─── Supplied records

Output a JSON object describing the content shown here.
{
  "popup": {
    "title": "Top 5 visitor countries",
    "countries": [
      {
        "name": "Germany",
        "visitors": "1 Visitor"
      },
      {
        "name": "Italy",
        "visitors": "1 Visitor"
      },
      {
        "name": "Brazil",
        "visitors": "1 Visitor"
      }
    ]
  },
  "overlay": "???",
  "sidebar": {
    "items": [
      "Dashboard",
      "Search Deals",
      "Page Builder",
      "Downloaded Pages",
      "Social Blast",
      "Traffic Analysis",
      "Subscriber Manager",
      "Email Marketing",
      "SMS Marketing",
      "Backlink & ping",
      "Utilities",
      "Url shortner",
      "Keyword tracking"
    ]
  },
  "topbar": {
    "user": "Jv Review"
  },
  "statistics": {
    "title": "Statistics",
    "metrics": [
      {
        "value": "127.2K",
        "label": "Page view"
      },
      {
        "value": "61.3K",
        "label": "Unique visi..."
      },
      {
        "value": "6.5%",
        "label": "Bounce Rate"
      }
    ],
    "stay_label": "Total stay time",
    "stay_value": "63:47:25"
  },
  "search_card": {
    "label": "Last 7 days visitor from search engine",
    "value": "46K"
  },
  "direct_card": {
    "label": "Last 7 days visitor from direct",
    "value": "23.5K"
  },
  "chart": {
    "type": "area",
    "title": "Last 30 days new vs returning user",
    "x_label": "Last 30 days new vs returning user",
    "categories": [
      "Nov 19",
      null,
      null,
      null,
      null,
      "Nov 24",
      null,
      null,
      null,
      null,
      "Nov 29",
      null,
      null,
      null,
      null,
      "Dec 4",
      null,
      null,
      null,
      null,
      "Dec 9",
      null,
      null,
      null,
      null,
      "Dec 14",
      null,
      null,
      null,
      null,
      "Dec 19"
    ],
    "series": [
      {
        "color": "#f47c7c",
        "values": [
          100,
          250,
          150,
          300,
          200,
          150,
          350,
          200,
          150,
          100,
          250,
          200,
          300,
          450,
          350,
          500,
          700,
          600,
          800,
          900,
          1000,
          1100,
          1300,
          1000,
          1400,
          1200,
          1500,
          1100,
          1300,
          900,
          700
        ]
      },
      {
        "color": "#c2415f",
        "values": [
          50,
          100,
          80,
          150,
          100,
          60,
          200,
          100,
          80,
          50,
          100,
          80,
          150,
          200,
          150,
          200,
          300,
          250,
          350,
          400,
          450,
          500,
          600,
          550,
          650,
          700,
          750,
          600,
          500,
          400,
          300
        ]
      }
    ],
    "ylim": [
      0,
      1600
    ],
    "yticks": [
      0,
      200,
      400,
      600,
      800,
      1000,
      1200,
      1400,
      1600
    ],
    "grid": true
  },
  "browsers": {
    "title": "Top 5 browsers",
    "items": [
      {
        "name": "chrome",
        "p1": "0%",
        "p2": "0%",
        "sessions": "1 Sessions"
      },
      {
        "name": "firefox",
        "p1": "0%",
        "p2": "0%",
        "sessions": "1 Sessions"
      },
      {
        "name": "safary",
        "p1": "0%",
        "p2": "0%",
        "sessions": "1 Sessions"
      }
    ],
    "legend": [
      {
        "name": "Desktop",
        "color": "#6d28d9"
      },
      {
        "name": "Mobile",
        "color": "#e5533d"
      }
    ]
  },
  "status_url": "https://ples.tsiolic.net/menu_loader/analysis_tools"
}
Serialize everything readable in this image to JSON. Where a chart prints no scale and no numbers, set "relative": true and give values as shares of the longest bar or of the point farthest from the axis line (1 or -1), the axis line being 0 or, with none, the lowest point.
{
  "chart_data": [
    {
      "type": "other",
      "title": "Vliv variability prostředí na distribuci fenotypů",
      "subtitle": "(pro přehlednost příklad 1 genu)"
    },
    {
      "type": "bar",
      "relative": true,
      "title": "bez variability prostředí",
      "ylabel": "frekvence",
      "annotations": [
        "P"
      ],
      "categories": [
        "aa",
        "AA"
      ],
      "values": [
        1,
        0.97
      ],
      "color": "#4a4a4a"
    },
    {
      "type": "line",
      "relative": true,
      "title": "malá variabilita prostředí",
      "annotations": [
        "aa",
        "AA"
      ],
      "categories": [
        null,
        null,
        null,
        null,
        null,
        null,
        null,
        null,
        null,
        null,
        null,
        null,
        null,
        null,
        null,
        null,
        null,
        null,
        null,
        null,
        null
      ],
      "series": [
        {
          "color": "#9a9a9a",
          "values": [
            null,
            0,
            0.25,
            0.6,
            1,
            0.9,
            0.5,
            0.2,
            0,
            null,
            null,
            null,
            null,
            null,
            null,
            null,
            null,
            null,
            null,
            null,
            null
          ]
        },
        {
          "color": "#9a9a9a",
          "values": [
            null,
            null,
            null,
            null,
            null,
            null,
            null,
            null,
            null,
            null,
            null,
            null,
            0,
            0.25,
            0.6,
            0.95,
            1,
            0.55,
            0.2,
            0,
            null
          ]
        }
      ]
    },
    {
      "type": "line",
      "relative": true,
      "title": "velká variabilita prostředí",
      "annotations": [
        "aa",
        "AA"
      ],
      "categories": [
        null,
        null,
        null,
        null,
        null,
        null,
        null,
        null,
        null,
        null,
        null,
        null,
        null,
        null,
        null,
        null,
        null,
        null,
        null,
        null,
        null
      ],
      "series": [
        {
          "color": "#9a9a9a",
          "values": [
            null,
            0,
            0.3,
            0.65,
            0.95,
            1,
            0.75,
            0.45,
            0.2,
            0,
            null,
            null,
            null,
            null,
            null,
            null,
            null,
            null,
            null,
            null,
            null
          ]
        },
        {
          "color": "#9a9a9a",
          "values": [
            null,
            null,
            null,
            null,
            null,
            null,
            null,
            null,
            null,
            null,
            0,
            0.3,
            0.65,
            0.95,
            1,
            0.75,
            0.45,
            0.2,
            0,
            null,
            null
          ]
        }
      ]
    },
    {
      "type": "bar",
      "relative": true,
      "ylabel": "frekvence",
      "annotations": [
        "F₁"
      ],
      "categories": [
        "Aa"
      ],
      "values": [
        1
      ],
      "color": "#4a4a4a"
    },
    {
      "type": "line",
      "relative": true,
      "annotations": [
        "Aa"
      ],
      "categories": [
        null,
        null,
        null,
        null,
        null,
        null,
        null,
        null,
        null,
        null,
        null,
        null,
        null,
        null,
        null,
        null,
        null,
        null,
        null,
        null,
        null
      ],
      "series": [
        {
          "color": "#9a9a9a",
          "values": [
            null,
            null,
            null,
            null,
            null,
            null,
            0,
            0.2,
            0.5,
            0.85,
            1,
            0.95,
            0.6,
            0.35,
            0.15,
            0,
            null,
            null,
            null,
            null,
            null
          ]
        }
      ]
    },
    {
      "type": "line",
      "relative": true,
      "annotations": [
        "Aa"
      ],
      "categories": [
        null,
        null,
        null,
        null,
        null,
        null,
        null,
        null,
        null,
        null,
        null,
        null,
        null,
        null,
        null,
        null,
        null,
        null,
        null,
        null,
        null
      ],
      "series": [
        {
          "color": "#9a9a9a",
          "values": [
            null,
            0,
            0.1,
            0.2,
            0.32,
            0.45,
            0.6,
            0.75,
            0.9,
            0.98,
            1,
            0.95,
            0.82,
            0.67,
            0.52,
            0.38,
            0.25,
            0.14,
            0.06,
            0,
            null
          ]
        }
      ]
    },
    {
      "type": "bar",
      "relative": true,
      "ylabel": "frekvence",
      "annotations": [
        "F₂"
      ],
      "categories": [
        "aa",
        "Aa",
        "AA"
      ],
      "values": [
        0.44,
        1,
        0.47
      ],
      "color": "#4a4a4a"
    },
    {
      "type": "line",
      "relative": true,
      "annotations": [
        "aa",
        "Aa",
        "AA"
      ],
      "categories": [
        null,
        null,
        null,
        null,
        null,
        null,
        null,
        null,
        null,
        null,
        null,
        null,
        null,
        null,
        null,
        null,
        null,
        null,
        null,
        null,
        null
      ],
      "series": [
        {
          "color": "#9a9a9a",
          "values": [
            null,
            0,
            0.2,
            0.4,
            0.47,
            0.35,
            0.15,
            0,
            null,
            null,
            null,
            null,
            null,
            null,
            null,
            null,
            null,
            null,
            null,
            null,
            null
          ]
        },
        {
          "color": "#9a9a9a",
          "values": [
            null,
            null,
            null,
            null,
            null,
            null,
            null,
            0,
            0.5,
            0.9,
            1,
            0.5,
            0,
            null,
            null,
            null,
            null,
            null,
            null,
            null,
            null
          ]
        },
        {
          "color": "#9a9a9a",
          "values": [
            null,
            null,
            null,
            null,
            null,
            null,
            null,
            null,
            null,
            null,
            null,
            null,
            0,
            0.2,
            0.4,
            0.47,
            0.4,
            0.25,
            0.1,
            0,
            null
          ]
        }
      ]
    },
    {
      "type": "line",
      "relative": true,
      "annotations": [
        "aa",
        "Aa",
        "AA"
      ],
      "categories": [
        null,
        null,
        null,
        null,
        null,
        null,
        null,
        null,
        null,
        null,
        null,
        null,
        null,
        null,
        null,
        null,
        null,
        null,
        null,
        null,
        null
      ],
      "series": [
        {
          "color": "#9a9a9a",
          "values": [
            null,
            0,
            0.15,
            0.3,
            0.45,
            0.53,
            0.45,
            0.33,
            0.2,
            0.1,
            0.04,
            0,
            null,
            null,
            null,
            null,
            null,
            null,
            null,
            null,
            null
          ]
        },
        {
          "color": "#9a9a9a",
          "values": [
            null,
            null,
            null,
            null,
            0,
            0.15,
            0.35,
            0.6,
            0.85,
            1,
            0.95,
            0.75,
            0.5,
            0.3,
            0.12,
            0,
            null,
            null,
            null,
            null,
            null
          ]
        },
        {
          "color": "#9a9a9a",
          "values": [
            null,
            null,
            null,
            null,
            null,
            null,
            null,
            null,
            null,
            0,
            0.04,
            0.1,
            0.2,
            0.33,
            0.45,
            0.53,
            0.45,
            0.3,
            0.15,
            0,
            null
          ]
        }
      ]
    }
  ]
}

──────

Pick out all lines containing the string "variability".

*Solution for this exercise*
      "title": "Vliv variability prostředí na distribuci fenotypů",
      "title": "bez variability prostředí",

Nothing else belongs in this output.